_THE REQUEST:_ The records below are to be copied word for word, with every picture left out.

_Extracted records:_
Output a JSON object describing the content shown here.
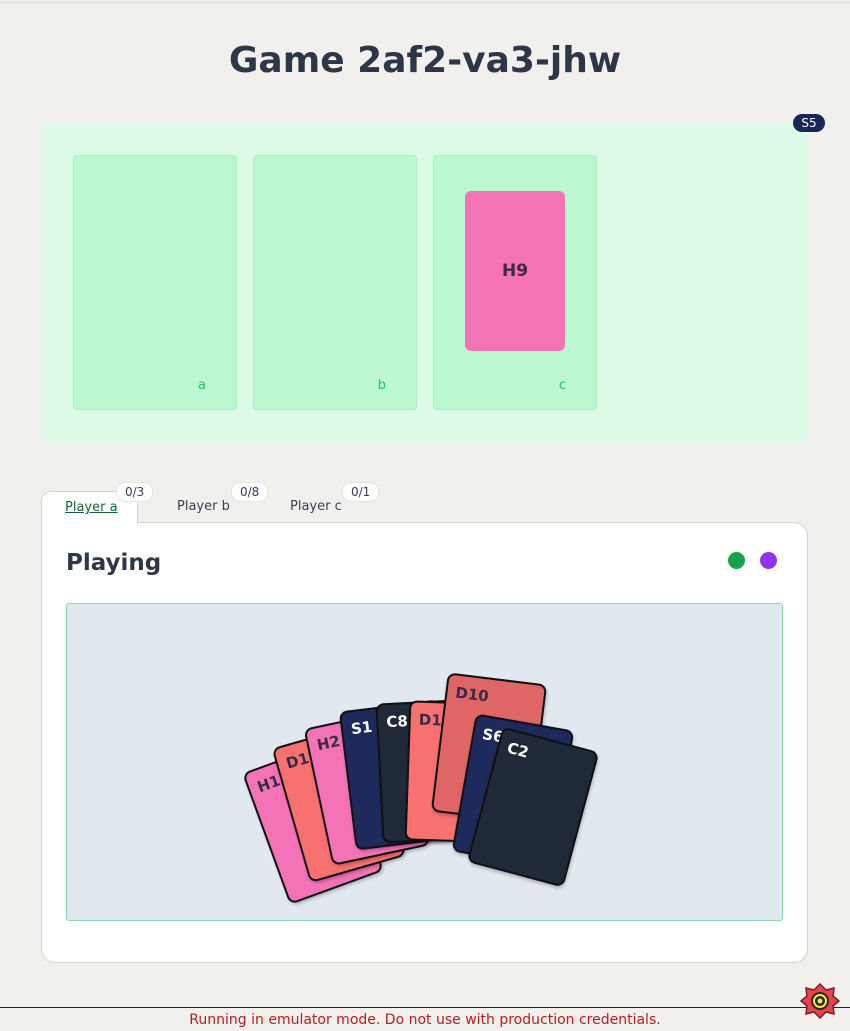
{
  "title": "Game 2af2-va3-jhw",
  "stack_badge": "S5",
  "slots": [
    {
      "label": "a",
      "card": null
    },
    {
      "label": "b",
      "card": null
    },
    {
      "label": "c",
      "card": "H9"
    }
  ],
  "tabs": [
    {
      "label": "Player a",
      "count": "0/3",
      "active": true
    },
    {
      "label": "Player b",
      "count": "0/8",
      "active": false
    },
    {
      "label": "Player c",
      "count": "0/1",
      "active": false
    }
  ],
  "panel": {
    "title": "Playing",
    "status_dots": [
      "#16a34a",
      "#9333ea"
    ]
  },
  "hand": [
    {
      "label": "H11",
      "color": "#f472b6",
      "text": "#3b2a4a"
    },
    {
      "label": "D12",
      "color": "#f87171",
      "text": "#3b2a4a"
    },
    {
      "label": "H2",
      "color": "#f472b6",
      "text": "#3b2a4a"
    },
    {
      "label": "S1",
      "color": "#1e2a5c",
      "text": "#ffffff"
    },
    {
      "label": "C8",
      "color": "#1f2937",
      "text": "#ffffff"
    },
    {
      "label": "D11",
      "color": "#f87171",
      "text": "#3b2a4a"
    },
    {
      "label": "D10",
      "color": "#e06666",
      "text": "#3b2a4a"
    },
    {
      "label": "S6",
      "color": "#1e2a5c",
      "text": "#ffffff"
    },
    {
      "label": "C2",
      "color": "#1f2937",
      "text": "#ffffff"
    }
  ],
  "footer": "Running in emulator mode. Do not use with production credentials."
}
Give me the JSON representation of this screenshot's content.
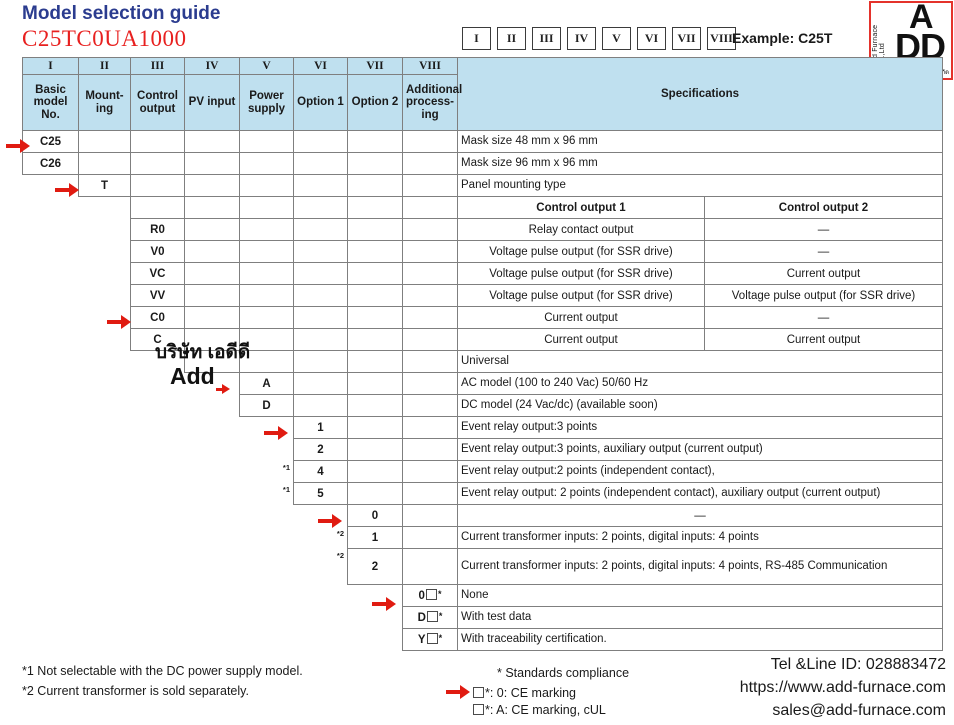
{
  "header": {
    "title": "Model selection guide",
    "model_code": "C25TC0UA1000",
    "roman_boxes": [
      "I",
      "II",
      "III",
      "IV",
      "V",
      "VI",
      "VII",
      "VIII"
    ],
    "example": "Example: C25T"
  },
  "logo": {
    "vertical_text": "Add Furnace Co.,Ltd",
    "letter_top": "A",
    "letter_bottom": "DD",
    "thai_text": "บริษัท เอดีดี เฟอร์เนซ จำกัด",
    "border_color": "#e4322b"
  },
  "watermark": {
    "thai": "บริษัท เอดีดี",
    "latin": "Add"
  },
  "table": {
    "roman_headers": [
      "I",
      "II",
      "III",
      "IV",
      "V",
      "VI",
      "VII",
      "VIII"
    ],
    "column_headers": [
      "Basic model No.",
      "Mount-ing",
      "Control output",
      "PV input",
      "Power supply",
      "Option 1",
      "Option 2",
      "Additional process-ing"
    ],
    "spec_header": "Specifications",
    "control_output_1": "Control output 1",
    "control_output_2": "Control output 2",
    "rows": [
      {
        "col": 0,
        "code": "C25",
        "spec": "Mask size 48 mm x 96 mm",
        "arrow": true
      },
      {
        "col": 0,
        "code": "C26",
        "spec": "Mask size 96 mm x 96 mm",
        "arrow": false
      },
      {
        "col": 1,
        "code": "T",
        "spec": "Panel mounting type",
        "arrow": true
      },
      {
        "col": 2,
        "code": "",
        "spec2a": "Control output 1",
        "spec2b": "Control output 2",
        "arrow": false,
        "subhead": true
      },
      {
        "col": 2,
        "code": "R0",
        "spec2a": "Relay contact output",
        "spec2b": "—",
        "arrow": false
      },
      {
        "col": 2,
        "code": "V0",
        "spec2a": "Voltage pulse output (for SSR drive)",
        "spec2b": "—",
        "arrow": false
      },
      {
        "col": 2,
        "code": "VC",
        "spec2a": "Voltage pulse output (for SSR drive)",
        "spec2b": "Current output",
        "arrow": false
      },
      {
        "col": 2,
        "code": "VV",
        "spec2a": "Voltage pulse output (for SSR drive)",
        "spec2b": "Voltage pulse output (for SSR drive)",
        "arrow": false
      },
      {
        "col": 2,
        "code": "C0",
        "spec2a": "Current output",
        "spec2b": "—",
        "arrow": true
      },
      {
        "col": 2,
        "code": "C",
        "spec2a": "Current output",
        "spec2b": "Current output",
        "arrow": false
      },
      {
        "col": 3,
        "code": "",
        "spec": "Universal",
        "arrow": false
      },
      {
        "col": 4,
        "code": "A",
        "spec": "AC model (100 to 240 Vac) 50/60 Hz",
        "arrow": true
      },
      {
        "col": 4,
        "code": "D",
        "spec": "DC model (24 Vac/dc) (available soon)",
        "arrow": false
      },
      {
        "col": 5,
        "code": "1",
        "spec": "Event relay output:3 points",
        "arrow": true,
        "note": ""
      },
      {
        "col": 5,
        "code": "2",
        "spec": "Event relay output:3 points, auxiliary output (current output)",
        "arrow": false,
        "note": ""
      },
      {
        "col": 5,
        "code": "4",
        "spec": "Event relay output:2 points (independent contact),",
        "arrow": false,
        "note": "*1"
      },
      {
        "col": 5,
        "code": "5",
        "spec": "Event relay output:   2 points (independent contact), auxiliary output (current output)",
        "arrow": false,
        "note": "*1"
      },
      {
        "col": 6,
        "code": "0",
        "spec": "—",
        "arrow": true,
        "note": ""
      },
      {
        "col": 6,
        "code": "1",
        "spec": "Current transformer inputs: 2 points, digital inputs: 4 points",
        "arrow": false,
        "note": "*2"
      },
      {
        "col": 6,
        "code": "2",
        "spec": "Current transformer inputs: 2 points, digital inputs: 4 points, RS-485 Communication",
        "arrow": false,
        "note": "*2"
      },
      {
        "col": 7,
        "code": "0",
        "spec": "None",
        "arrow": true,
        "checkbox": true,
        "star": "*"
      },
      {
        "col": 7,
        "code": "D",
        "spec": "With test data",
        "arrow": false,
        "checkbox": true,
        "star": "*"
      },
      {
        "col": 7,
        "code": "Y",
        "spec": "With traceability certification.",
        "arrow": false,
        "checkbox": true,
        "star": "*"
      }
    ]
  },
  "footnotes": {
    "note1": "*1  Not selectable with the DC power supply model.",
    "note2": "*2  Current transformer is sold separately.",
    "standards_title": "* Standards compliance",
    "standard_1": "*: 0: CE marking",
    "standard_2": "*: A: CE marking, cUL"
  },
  "contact": {
    "tel": "Tel &Line ID: 028883472",
    "website": "https://www.add-furnace.com",
    "email": "sales@add-furnace.com"
  },
  "colors": {
    "title_blue": "#2b3c8f",
    "model_red": "#e8201f",
    "header_fill": "#bfe0ef",
    "arrow_red": "#e01b11"
  }
}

_SOLUTION TO THE EXERCISE:_
Output a JSON object describing the content shown here.
{
  "title": "Game 2af2-va3-jhw",
  "stack_badge": "S5",
  "slots": [
    {
      "label": "a",
      "card": null
    },
    {
      "label": "b",
      "card": null
    },
    {
      "label": "c",
      "card": "H9"
    }
  ],
  "tabs": [
    {
      "label": "Player a",
      "count": "0/3",
      "active": true
    },
    {
      "label": "Player b",
      "count": "0/8",
      "active": false
    },
    {
      "label": "Player c",
      "count": "0/1",
      "active": false
    }
  ],
  "panel": {
    "title": "Playing",
    "status_dots": [
      "#16a34a",
      "#9333ea"
    ]
  },
  "hand": [
    {
      "label": "H11",
      "color": "#f472b6",
      "text": "#3b2a4a"
    },
    {
      "label": "D12",
      "color": "#f87171",
      "text": "#3b2a4a"
    },
    {
      "label": "H2",
      "color": "#f472b6",
      "text": "#3b2a4a"
    },
    {
      "label": "S1",
      "color": "#1e2a5c",
      "text": "#ffffff"
    },
    {
      "label": "C8",
      "color": "#1f2937",
      "text": "#ffffff"
    },
    {
      "label": "D11",
      "color": "#f87171",
      "text": "#3b2a4a"
    },
    {
      "label": "D10",
      "color": "#e06666",
      "text": "#3b2a4a"
    },
    {
      "label": "S6",
      "color": "#1e2a5c",
      "text": "#ffffff"
    },
    {
      "label": "C2",
      "color": "#1f2937",
      "text": "#ffffff"
    }
  ],
  "footer": "Running in emulator mode. Do not use with production credentials."
}
Give me the JSON representation of this screenshot's content.
{
  "header": {
    "title": "Model selection guide",
    "model_code": "C25TC0UA1000",
    "roman_boxes": [
      "I",
      "II",
      "III",
      "IV",
      "V",
      "VI",
      "VII",
      "VIII"
    ],
    "example": "Example: C25T"
  },
  "logo": {
    "vertical_text": "Add Furnace Co.,Ltd",
    "letter_top": "A",
    "letter_bottom": "DD",
    "thai_text": "บริษัท เอดีดี เฟอร์เนซ จำกัด",
    "border_color": "#e4322b"
  },
  "watermark": {
    "thai": "บริษัท เอดีดี",
    "latin": "Add"
  },
  "table": {
    "roman_headers": [
      "I",
      "II",
      "III",
      "IV",
      "V",
      "VI",
      "VII",
      "VIII"
    ],
    "column_headers": [
      "Basic model No.",
      "Mount-ing",
      "Control output",
      "PV input",
      "Power supply",
      "Option 1",
      "Option 2",
      "Additional process-ing"
    ],
    "spec_header": "Specifications",
    "control_output_1": "Control output 1",
    "control_output_2": "Control output 2",
    "rows": [
      {
        "col": 0,
        "code": "C25",
        "spec": "Mask size 48 mm x 96 mm",
        "arrow": true
      },
      {
        "col": 0,
        "code": "C26",
        "spec": "Mask size 96 mm x 96 mm",
        "arrow": false
      },
      {
        "col": 1,
        "code": "T",
        "spec": "Panel mounting type",
        "arrow": true
      },
      {
        "col": 2,
        "code": "",
        "spec2a": "Control output 1",
        "spec2b": "Control output 2",
        "arrow": false,
        "subhead": true
      },
      {
        "col": 2,
        "code": "R0",
        "spec2a": "Relay contact output",
        "spec2b": "—",
        "arrow": false
      },
      {
        "col": 2,
        "code": "V0",
        "spec2a": "Voltage pulse output (for SSR drive)",
        "spec2b": "—",
        "arrow": false
      },
      {
        "col": 2,
        "code": "VC",
        "spec2a": "Voltage pulse output (for SSR drive)",
        "spec2b": "Current output",
        "arrow": false
      },
      {
        "col": 2,
        "code": "VV",
        "spec2a": "Voltage pulse output (for SSR drive)",
        "spec2b": "Voltage pulse output (for SSR drive)",
        "arrow": false
      },
      {
        "col": 2,
        "code": "C0",
        "spec2a": "Current output",
        "spec2b": "—",
        "arrow": true
      },
      {
        "col": 2,
        "code": "C",
        "spec2a": "Current output",
        "spec2b": "Current output",
        "arrow": false
      },
      {
        "col": 3,
        "code": "",
        "spec": "Universal",
        "arrow": false
      },
      {
        "col": 4,
        "code": "A",
        "spec": "AC model (100 to 240 Vac) 50/60 Hz",
        "arrow": true
      },
      {
        "col": 4,
        "code": "D",
        "spec": "DC model (24 Vac/dc) (available soon)",
        "arrow": false
      },
      {
        "col": 5,
        "code": "1",
        "spec": "Event relay output:3 points",
        "arrow": true,
        "note": ""
      },
      {
        "col": 5,
        "code": "2",
        "spec": "Event relay output:3 points, auxiliary output (current output)",
        "arrow": false,
        "note": ""
      },
      {
        "col": 5,
        "code": "4",
        "spec": "Event relay output:2 points (independent contact),",
        "arrow": false,
        "note": "*1"
      },
      {
        "col": 5,
        "code": "5",
        "spec": "Event relay output:   2 points (independent contact), auxiliary output (current output)",
        "arrow": false,
        "note": "*1"
      },
      {
        "col": 6,
        "code": "0",
        "spec": "—",
        "arrow": true,
        "note": ""
      },
      {
        "col": 6,
        "code": "1",
        "spec": "Current transformer inputs: 2 points, digital inputs: 4 points",
        "arrow": false,
        "note": "*2"
      },
      {
        "col": 6,
        "code": "2",
        "spec": "Current transformer inputs: 2 points, digital inputs: 4 points, RS-485 Communication",
        "arrow": false,
        "note": "*2"
      },
      {
        "col": 7,
        "code": "0",
        "spec": "None",
        "arrow": true,
        "checkbox": true,
        "star": "*"
      },
      {
        "col": 7,
        "code": "D",
        "spec": "With test data",
        "arrow": false,
        "checkbox": true,
        "star": "*"
      },
      {
        "col": 7,
        "code": "Y",
        "spec": "With traceability certification.",
        "arrow": false,
        "checkbox": true,
        "star": "*"
      }
    ]
  },
  "footnotes": {
    "note1": "*1  Not selectable with the DC power supply model.",
    "note2": "*2  Current transformer is sold separately.",
    "standards_title": "* Standards compliance",
    "standard_1": "*: 0: CE marking",
    "standard_2": "*: A: CE marking, cUL"
  },
  "contact": {
    "tel": "Tel &Line ID: 028883472",
    "website": "https://www.add-furnace.com",
    "email": "sales@add-furnace.com"
  },
  "colors": {
    "title_blue": "#2b3c8f",
    "model_red": "#e8201f",
    "header_fill": "#bfe0ef",
    "arrow_red": "#e01b11"
  }
}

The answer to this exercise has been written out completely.